_The exercise_.
Using the material that follows, identify and copy each line with the string "from".

********

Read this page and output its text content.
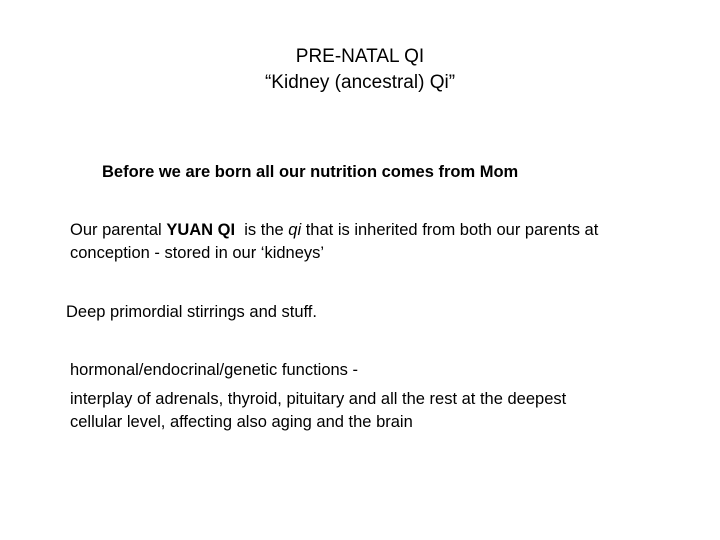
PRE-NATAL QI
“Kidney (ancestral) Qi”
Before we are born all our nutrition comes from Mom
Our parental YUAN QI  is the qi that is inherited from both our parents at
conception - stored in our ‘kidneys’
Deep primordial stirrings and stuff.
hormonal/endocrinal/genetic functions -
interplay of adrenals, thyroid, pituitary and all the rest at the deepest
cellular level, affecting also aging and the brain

********

_The answer_.
Before we are born all our nutrition comes from Mom
Our parental YUAN QI  is the qi that is inherited from both our parents at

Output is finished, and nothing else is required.